§ **Problem details**
Gather every line that includes the word "heading", please.

··· Task material

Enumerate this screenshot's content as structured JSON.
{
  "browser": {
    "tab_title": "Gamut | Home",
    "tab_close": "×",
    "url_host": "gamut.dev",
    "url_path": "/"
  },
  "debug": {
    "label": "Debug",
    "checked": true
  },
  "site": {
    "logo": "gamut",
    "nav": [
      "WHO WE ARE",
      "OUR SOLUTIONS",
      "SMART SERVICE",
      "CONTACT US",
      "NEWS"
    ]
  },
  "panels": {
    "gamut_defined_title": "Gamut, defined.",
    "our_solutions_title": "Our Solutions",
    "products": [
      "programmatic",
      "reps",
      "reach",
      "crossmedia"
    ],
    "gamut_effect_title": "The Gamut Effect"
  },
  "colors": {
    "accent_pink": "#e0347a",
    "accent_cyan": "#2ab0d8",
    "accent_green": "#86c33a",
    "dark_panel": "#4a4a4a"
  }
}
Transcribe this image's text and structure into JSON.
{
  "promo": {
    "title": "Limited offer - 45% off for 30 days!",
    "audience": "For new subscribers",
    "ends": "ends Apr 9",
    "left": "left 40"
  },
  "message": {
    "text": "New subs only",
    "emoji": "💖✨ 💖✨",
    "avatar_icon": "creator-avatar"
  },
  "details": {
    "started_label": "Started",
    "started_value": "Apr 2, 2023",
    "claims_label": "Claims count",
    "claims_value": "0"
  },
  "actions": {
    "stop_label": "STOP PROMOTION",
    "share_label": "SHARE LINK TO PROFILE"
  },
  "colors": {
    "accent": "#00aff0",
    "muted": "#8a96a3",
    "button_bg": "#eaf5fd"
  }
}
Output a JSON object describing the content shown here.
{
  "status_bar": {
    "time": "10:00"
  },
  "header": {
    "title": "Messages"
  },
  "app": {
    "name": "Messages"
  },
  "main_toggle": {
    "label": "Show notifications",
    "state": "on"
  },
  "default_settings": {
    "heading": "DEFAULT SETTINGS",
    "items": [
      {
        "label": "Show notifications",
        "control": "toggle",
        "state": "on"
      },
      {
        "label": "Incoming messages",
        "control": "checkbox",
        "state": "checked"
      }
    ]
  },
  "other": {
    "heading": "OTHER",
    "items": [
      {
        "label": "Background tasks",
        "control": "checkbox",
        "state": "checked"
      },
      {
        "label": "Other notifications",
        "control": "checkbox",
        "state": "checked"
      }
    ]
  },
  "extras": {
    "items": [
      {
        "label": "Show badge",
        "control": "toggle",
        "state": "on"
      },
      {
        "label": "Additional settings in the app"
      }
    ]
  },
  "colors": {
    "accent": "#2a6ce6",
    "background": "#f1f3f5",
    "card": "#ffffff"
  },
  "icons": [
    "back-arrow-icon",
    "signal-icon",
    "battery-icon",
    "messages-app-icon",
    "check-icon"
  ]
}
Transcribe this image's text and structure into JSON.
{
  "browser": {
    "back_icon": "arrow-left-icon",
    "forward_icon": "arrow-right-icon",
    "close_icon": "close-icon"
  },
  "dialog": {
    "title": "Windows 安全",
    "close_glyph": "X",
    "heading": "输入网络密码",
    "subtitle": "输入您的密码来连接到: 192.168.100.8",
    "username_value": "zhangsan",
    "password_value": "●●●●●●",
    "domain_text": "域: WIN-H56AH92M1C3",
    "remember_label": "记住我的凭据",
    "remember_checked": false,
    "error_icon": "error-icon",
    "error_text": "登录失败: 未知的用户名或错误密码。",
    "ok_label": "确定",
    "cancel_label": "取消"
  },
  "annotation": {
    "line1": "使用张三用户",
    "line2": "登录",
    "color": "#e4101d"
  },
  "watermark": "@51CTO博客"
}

······

§ **Response to the exercise**
    "heading": "DEFAULT SETTINGS",
    "heading": "OTHER",
    "heading": "输入网络密码",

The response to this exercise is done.